TASK DESCRIPTION | Return each line of the records with nothing changed, pictures excepted.

───── PROVIDED MATERIAL ─────

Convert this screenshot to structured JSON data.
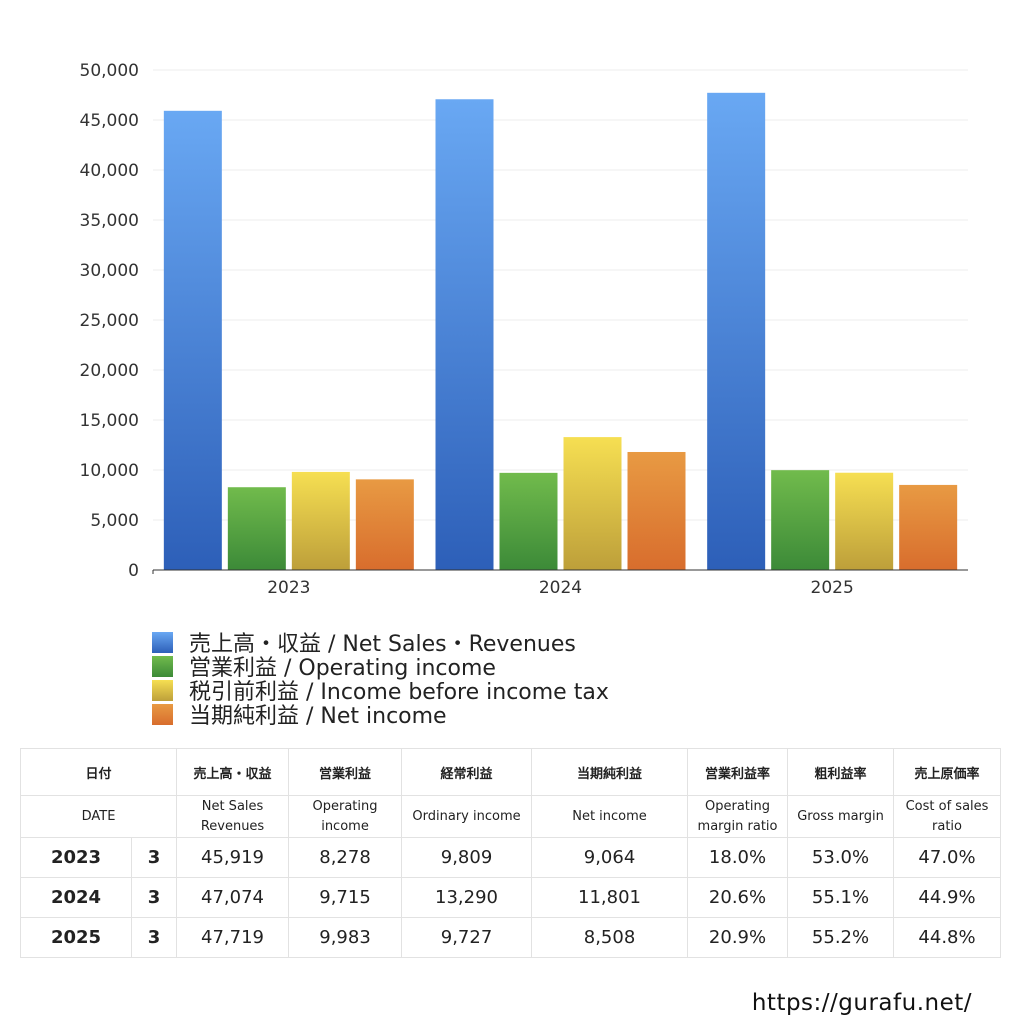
{
  "chart_data": {
    "type": "bar",
    "categories": [
      "2023",
      "2024",
      "2025"
    ],
    "series": [
      {
        "name": "売上高・収益 / Net Sales・Revenues",
        "values": [
          45919,
          47074,
          47719
        ],
        "color_top": "#69a8f3",
        "color_bottom": "#2d5fb8"
      },
      {
        "name": "営業利益 / Operating income",
        "values": [
          8278,
          9715,
          9983
        ],
        "color_top": "#71bb4c",
        "color_bottom": "#3c8a38"
      },
      {
        "name": "税引前利益 / Income before income tax",
        "values": [
          9809,
          13290,
          9727
        ],
        "color_top": "#f6df52",
        "color_bottom": "#bd9f3a"
      },
      {
        "name": "当期純利益 / Net income",
        "values": [
          9064,
          11801,
          8508
        ],
        "color_top": "#e89a43",
        "color_bottom": "#d86d2d"
      }
    ],
    "y_ticks": [
      "0",
      "5,000",
      "10,000",
      "15,000",
      "20,000",
      "25,000",
      "30,000",
      "35,000",
      "40,000",
      "45,000",
      "50,000"
    ],
    "ylim": [
      0,
      50000
    ],
    "grid": true,
    "legend_position": "bottom-left"
  },
  "table": {
    "headers_jp": [
      "日付",
      "売上高・収益",
      "営業利益",
      "経常利益",
      "当期純利益",
      "営業利益率",
      "粗利益率",
      "売上原価率"
    ],
    "headers_en": [
      "DATE",
      "Net Sales\nRevenues",
      "Operating\nincome",
      "Ordinary income",
      "Net income",
      "Operating\nmargin ratio",
      "Gross margin",
      "Cost of sales\nratio"
    ],
    "rows": [
      {
        "year": "2023",
        "month": "3",
        "net_sales": "45,919",
        "operating_income": "8,278",
        "ordinary_income": "9,809",
        "net_income": "9,064",
        "operating_margin": "18.0%",
        "gross_margin": "53.0%",
        "cost_ratio": "47.0%"
      },
      {
        "year": "2024",
        "month": "3",
        "net_sales": "47,074",
        "operating_income": "9,715",
        "ordinary_income": "13,290",
        "net_income": "11,801",
        "operating_margin": "20.6%",
        "gross_margin": "55.1%",
        "cost_ratio": "44.9%"
      },
      {
        "year": "2025",
        "month": "3",
        "net_sales": "47,719",
        "operating_income": "9,983",
        "ordinary_income": "9,727",
        "net_income": "8,508",
        "operating_margin": "20.9%",
        "gross_margin": "55.2%",
        "cost_ratio": "44.8%"
      }
    ]
  },
  "footer": {
    "url": "https://gurafu.net/"
  }
}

─────

WRITTEN SOLUTION |
Convert this screenshot to structured JSON data.
{
  "chart_data": {
    "type": "bar",
    "categories": [
      "2023",
      "2024",
      "2025"
    ],
    "series": [
      {
        "name": "売上高・収益 / Net Sales・Revenues",
        "values": [
          45919,
          47074,
          47719
        ],
        "color_top": "#69a8f3",
        "color_bottom": "#2d5fb8"
      },
      {
        "name": "営業利益 / Operating income",
        "values": [
          8278,
          9715,
          9983
        ],
        "color_top": "#71bb4c",
        "color_bottom": "#3c8a38"
      },
      {
        "name": "税引前利益 / Income before income tax",
        "values": [
          9809,
          13290,
          9727
        ],
        "color_top": "#f6df52",
        "color_bottom": "#bd9f3a"
      },
      {
        "name": "当期純利益 / Net income",
        "values": [
          9064,
          11801,
          8508
        ],
        "color_top": "#e89a43",
        "color_bottom": "#d86d2d"
      }
    ],
    "y_ticks": [
      "0",
      "5,000",
      "10,000",
      "15,000",
      "20,000",
      "25,000",
      "30,000",
      "35,000",
      "40,000",
      "45,000",
      "50,000"
    ],
    "ylim": [
      0,
      50000
    ],
    "grid": true,
    "legend_position": "bottom-left"
  },
  "table": {
    "headers_jp": [
      "日付",
      "売上高・収益",
      "営業利益",
      "経常利益",
      "当期純利益",
      "営業利益率",
      "粗利益率",
      "売上原価率"
    ],
    "headers_en": [
      "DATE",
      "Net Sales\nRevenues",
      "Operating\nincome",
      "Ordinary income",
      "Net income",
      "Operating\nmargin ratio",
      "Gross margin",
      "Cost of sales\nratio"
    ],
    "rows": [
      {
        "year": "2023",
        "month": "3",
        "net_sales": "45,919",
        "operating_income": "8,278",
        "ordinary_income": "9,809",
        "net_income": "9,064",
        "operating_margin": "18.0%",
        "gross_margin": "53.0%",
        "cost_ratio": "47.0%"
      },
      {
        "year": "2024",
        "month": "3",
        "net_sales": "47,074",
        "operating_income": "9,715",
        "ordinary_income": "13,290",
        "net_income": "11,801",
        "operating_margin": "20.6%",
        "gross_margin": "55.1%",
        "cost_ratio": "44.9%"
      },
      {
        "year": "2025",
        "month": "3",
        "net_sales": "47,719",
        "operating_income": "9,983",
        "ordinary_income": "9,727",
        "net_income": "8,508",
        "operating_margin": "20.9%",
        "gross_margin": "55.2%",
        "cost_ratio": "44.8%"
      }
    ]
  },
  "footer": {
    "url": "https://gurafu.net/"
  }
}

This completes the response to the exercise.